> _Directions for this task_:
Find every line with the word "yang" and report how many there are, without any other text.
--- Exercise material ---
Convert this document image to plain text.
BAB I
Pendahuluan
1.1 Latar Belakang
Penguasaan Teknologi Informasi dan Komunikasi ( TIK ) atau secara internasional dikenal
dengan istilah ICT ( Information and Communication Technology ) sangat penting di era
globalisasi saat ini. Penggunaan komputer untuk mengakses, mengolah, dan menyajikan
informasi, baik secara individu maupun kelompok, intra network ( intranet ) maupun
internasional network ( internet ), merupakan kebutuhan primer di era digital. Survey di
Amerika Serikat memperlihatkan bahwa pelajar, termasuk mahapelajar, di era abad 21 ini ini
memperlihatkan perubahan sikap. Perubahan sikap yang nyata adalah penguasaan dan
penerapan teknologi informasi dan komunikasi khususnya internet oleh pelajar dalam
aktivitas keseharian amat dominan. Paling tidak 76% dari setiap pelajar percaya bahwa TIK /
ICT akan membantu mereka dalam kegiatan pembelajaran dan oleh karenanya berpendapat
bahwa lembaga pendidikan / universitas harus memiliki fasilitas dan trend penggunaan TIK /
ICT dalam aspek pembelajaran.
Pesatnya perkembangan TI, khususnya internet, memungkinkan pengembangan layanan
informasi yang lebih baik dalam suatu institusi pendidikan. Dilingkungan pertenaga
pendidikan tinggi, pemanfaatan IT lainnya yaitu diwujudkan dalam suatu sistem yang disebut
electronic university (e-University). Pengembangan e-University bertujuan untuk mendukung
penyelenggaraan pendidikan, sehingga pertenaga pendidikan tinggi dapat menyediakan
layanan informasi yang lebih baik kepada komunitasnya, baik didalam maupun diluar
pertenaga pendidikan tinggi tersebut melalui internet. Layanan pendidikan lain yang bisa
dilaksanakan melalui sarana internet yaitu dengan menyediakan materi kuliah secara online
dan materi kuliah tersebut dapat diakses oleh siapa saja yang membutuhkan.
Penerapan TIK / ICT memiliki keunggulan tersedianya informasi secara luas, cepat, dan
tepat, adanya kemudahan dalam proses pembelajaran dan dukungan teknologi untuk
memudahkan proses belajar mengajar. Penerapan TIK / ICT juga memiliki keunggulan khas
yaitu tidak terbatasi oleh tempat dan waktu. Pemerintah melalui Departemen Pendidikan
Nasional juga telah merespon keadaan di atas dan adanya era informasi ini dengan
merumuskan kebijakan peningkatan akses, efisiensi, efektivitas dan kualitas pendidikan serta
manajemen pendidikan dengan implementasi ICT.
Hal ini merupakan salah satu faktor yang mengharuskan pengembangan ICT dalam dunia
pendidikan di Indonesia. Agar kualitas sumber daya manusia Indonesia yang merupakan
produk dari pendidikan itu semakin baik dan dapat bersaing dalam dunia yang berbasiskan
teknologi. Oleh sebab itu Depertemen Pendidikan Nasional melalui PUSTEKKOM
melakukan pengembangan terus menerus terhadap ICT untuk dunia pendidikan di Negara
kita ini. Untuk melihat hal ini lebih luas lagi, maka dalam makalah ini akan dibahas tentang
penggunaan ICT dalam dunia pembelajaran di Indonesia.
---
> _Task answer_:
9